▸ Problem statement
Check every line of the entries for "清雅之趣与安贫之志", and copy the lines that hold it.

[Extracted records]
☆ ☆ ☆ ☆

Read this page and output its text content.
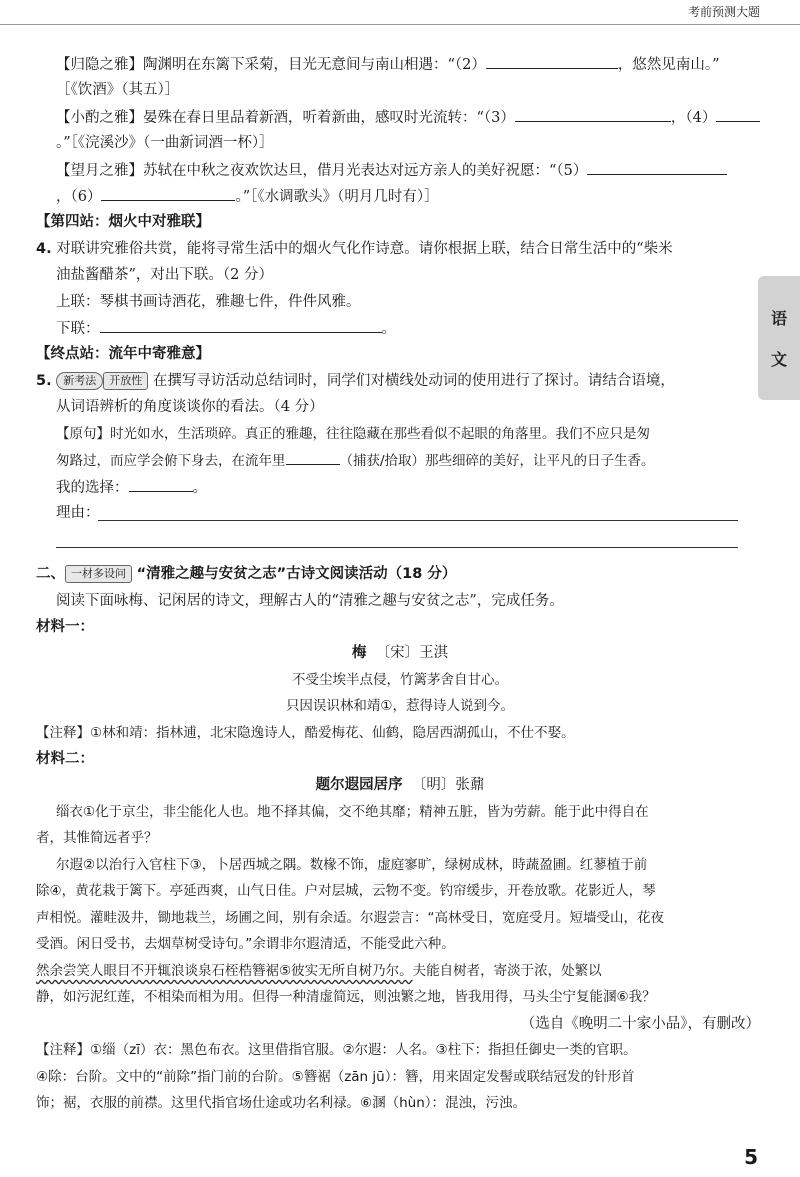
考前预测大题
语
文
【归隐之雅】陶渊明在东篱下采菊，目光无意间与南山相遇：“（2）	，悠然见南山。”
［《饮酒》（其五）］
【小酌之雅】晏殊在春日里品着新酒，听着新曲，感叹时光流转：“（3）	，（4）
。”［《浣溪沙》（一曲新词酒一杯）］
【望月之雅】苏轼在中秋之夜欢饮达旦，借月光表达对远方亲人的美好祝愿：“（5）
，（6）	。”［《水调歌头》（明月几时有）］
【第四站：烟火中对雅联】
4. 对联讲究雅俗共赏，能将寻常生活中的烟火气化作诗意。请你根据上联，结合日常生活中的“柴米
油盐酱醋茶”，对出下联。（2 分）
上联：琴棋书画诗酒花，雅趣七件，件件风雅。
下联：	。
【终点站：流年中寄雅意】
5. 新考法 开放性 在撰写寻访活动总结词时，同学们对横线处动词的使用进行了探讨。请结合语境，
从词语辨析的角度谈谈你的看法。（4 分）
【原句】时光如水，生活琐碎。真正的雅趣，往往隐藏在那些看似不起眼的角落里。我们不应只是匆
匆路过，而应学会俯下身去，在流年里	（捕获/拾取）那些细碎的美好，让平凡的日子生香。
我的选择：	。
理由：
二、 一材多设问 “清雅之趣与安贫之志”古诗文阅读活动（18 分）
阅读下面咏梅、记闲居的诗文，理解古人的“清雅之趣与安贫之志”，完成任务。
材料一：
梅 〔宋〕王淇
不受尘埃半点侵，竹篱茅舍自甘心。
只因误识林和靖①，惹得诗人说到今。
【注释】①林和靖：指林逋，北宋隐逸诗人，酷爱梅花、仙鹤，隐居西湖孤山，不仕不娶。
材料二：
题尔遐园居序 〔明〕张鼐
缁衣①化于京尘，非尘能化人也。地不择其偏，交不绝其靡；精神五脏，皆为劳薪。能于此中得自在
者，其惟简远者乎？
尔遐②以治行入官柱下③，卜居西城之隅。数椽不饰，虚庭寥旷，绿树成林，時蔬盈圃。红蓼植于前
除④，黄花栽于篱下。亭延西爽，山气日佳。户对层城，云物不变。钓帘缓步，开卷放歌。花影近人，琴
声相悦。灌畦汲井，锄地栽兰，场圃之间，别有余适。尔遐尝言：“高林受日，宽庭受月。短墙受山，花夜
受酒。闲日受书，去烟草树受诗句。”余谓非尔遐清适，不能受此六种。
然余尝笑人眼目不开辄浪谈泉石桎梏簪裾⑤彼实无所自树乃尔。夫能自树者，寄淡于浓，处繁以
静，如污泥红莲，不相染而相为用。但得一种清虚简远，则浊繁之地，皆我用得，马头尘宁复能溷⑥我？
（选自《晚明二十家小品》，有删改）
【注释】①缁（zī）衣：黑色布衣。这里借指官服。②尔遐：人名。③柱下：指担任御史一类的官职。
④除：台阶。文中的“前除”指门前的台阶。⑤簪裾（zān jū）：簪，用来固定发髻或联结冠发的针形首
饰；裾，衣服的前襟。这里代指官场仕途或功名利禄。⑥溷（hùn）：混浊，污浊。
5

☆ ☆ ☆ ☆

▸ Result
二、 一材多设问 “清雅之趣与安贫之志”古诗文阅读活动（18 分）
阅读下面咏梅、记闲居的诗文，理解古人的“清雅之趣与安贫之志”，完成任务。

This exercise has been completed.